---- Quoted passage
[194342] in North American Network Operators' Group
Re: CGNAT
daemon@ATHENA.MIT.EDU (Compton, Rich A)
Sat Apr 8 19:11:37 2017
X-Original-To: nanog@nanog.org
From: "Compton, Rich A" <Rich.Compton@charter.com>
To: Aaron Gould <aaron1@gvtc.com>, 'Ahmed Munaf' <ahmed.dalaali@hrins.net>,
"'Nanog@Nanog'" <nanog@nanog.org>
Date: Thu, 6 Apr 2017 20:48:39 +0000
In-Reply-To: <000001d2af15$14a94fa0$3dfbeee0$@gvtc.com>
Errors-To: nanog-bounces@nanog.org
Hi Aaron, thanks for the info. I=B9m curious what you or others do about
DDoS attacks to CGNAT devices. It seems that a single attack could affect
the thousands of customers that use those devices. Also, do you have
issues detecting attacks vs. legitimate traffic when you have so much
traffic destined to a small group of IPs?
Rich Compton | Principal Eng | 314.596.2828
14810 Grasslands Dr, Englewood, CO 80112
On 4/6/17, 2:33 PM, "NANOG on behalf of Aaron Gould"
<nanog-bounces@nanog.org on behalf of aaron1@gvtc.com> wrote:
>Last year I evaluated Cisco ASR9006/VSM-500 and Juniper MX104/MS-MIC-16G
>in
>my lab.
>
>I went with MX104/MS-MIC-16G. I love it.
>
>I deployed (2) MX104's. Each MX104 has a single MX-MIC-16G card in it. I
>integrated this CGNAT with MPLS L3VPN's for NAT Inside vrf and NAT outside
>vrf. Both MX104's learn 0/0 route for outside and send a 0/0 route for
>inside to all the PE's that have DSLAMs connected to them. So each PE
>with
>DSL connected to it learns default route towards 2 equal cost MX104's. I
>could easily add a third MX104 to this modular architecture.
--------
---- Given information
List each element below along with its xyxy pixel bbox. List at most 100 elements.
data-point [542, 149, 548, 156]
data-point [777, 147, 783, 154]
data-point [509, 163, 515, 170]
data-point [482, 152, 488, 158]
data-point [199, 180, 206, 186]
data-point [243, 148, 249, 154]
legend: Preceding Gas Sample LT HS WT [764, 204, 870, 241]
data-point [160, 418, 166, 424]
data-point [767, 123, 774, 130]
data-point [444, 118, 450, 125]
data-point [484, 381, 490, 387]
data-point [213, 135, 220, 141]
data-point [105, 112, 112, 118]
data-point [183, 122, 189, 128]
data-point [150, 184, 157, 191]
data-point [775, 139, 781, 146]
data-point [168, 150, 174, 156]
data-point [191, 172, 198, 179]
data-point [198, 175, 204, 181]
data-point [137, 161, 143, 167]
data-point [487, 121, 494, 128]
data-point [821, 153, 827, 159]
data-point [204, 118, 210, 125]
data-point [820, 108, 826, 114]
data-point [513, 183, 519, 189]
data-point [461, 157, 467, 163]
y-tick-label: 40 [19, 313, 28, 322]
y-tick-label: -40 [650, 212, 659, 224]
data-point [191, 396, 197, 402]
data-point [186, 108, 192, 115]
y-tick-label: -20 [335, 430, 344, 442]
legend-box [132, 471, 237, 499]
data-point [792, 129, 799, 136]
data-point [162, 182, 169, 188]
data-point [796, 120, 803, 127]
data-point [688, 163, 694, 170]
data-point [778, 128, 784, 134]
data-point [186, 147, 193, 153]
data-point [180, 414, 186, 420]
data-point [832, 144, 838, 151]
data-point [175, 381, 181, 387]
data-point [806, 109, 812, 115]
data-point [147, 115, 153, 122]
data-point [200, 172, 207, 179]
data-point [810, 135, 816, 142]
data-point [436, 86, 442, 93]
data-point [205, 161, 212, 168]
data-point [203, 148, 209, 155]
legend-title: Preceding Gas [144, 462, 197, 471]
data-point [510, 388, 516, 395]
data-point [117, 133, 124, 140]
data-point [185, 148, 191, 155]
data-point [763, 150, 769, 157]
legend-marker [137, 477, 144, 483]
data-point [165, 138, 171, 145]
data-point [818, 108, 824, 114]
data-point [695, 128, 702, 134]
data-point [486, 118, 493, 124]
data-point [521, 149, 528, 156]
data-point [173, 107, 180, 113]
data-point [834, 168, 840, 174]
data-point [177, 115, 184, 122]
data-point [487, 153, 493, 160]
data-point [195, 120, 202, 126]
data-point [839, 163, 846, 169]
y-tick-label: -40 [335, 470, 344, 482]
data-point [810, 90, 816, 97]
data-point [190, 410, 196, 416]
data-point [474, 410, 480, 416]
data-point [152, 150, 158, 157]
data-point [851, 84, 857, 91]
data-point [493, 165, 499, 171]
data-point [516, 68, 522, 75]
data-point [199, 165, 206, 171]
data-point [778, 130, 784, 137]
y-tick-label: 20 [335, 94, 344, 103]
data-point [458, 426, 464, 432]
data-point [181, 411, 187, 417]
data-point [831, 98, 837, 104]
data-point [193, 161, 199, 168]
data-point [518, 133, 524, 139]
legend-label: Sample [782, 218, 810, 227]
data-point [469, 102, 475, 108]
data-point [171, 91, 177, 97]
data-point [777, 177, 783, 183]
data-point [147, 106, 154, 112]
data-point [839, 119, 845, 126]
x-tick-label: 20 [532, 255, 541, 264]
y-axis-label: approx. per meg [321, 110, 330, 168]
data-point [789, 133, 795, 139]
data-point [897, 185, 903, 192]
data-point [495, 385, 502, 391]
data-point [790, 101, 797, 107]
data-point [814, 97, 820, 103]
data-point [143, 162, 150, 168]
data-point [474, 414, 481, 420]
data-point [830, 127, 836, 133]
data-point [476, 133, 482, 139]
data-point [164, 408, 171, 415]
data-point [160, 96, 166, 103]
--------
● To do
A – Reproduce word for word the stretch of the NANOG email on CGNAT from "<nanog-bounces@nanog.org on behalf" through "this modular architecture.".
B – Answer these questions using the NANOG email on CGNAT:
(i) Which two platforms did Aaron Gould evaluate in his lab?
(ii) What job title follows Rich Compton's name in his signature?
(iii) What does the Date header of the email give?
C – Continue the NANOG email on CGNAT from the point where it stops.

● Answers per task
A –
<nanog-bounces@nanog.org on behalf of aaron1@gvtc.com> wrote:
>Last year I evaluated Cisco ASR9006/VSM-500 and Juniper MX104/MS-MIC-16G
>in
>my lab.
>
>I went with MX104/MS-MIC-16G. I love it.
>
>I deployed (2) MX104's. Each MX104 has a single MX-MIC-16G card in it. I
>integrated this CGNAT with MPLS L3VPN's for NAT Inside vrf and NAT outside
>vrf. Both MX104's learn 0/0 route for outside and send a 0/0 route for
>inside to all the PE's that have DSLAMs connected to them. So each PE
>with
>DSL connected to it learns default route towards 2 equal cost MX104's. I
>could easily add a third MX104 to this modular architecture.

B –
(i) Cisco ASR9006/VSM-500 and Juniper MX104/MS-MIC-16G.
(ii) Principal Eng.
(iii) Thu, 6 Apr 2017 20:48:39 +0000.

C –
>
>I have 7,000 DSL broadband customers behind it. Peak time throughput is
>hitting up at 4 gbps... I see a little over 100,000 service flows
>(translations) at peak time
>
>I think each MX104 MS-MIC-16G can able about ~7 million translations and
>about 7 gbps of cgnat throughput... so I'm good.
>
>I have a /25 for each MX104 outside public address pool (so /24 total for
>both MX104's)... pretty sweet how I use /24 for ~7,000 customers :)
>
>I'll freeze this probably for DSL and not put anything else behind it. I
>want to leave well-enough alone.
>
>If I move forward with CGNAT'ing Cable Modem (~6,000 more subsrcibers)
>I'll
>probably roll-out (2) more MX104's with a new vrf for that...
>
>If I move forward with CGNAT'ing FTTH (~20,000 more subsrcibers) I'll
>probably roll-out (2) MX240/480/960 with MS-MPC... I feel I'd want/need
>something beefier for FTTH...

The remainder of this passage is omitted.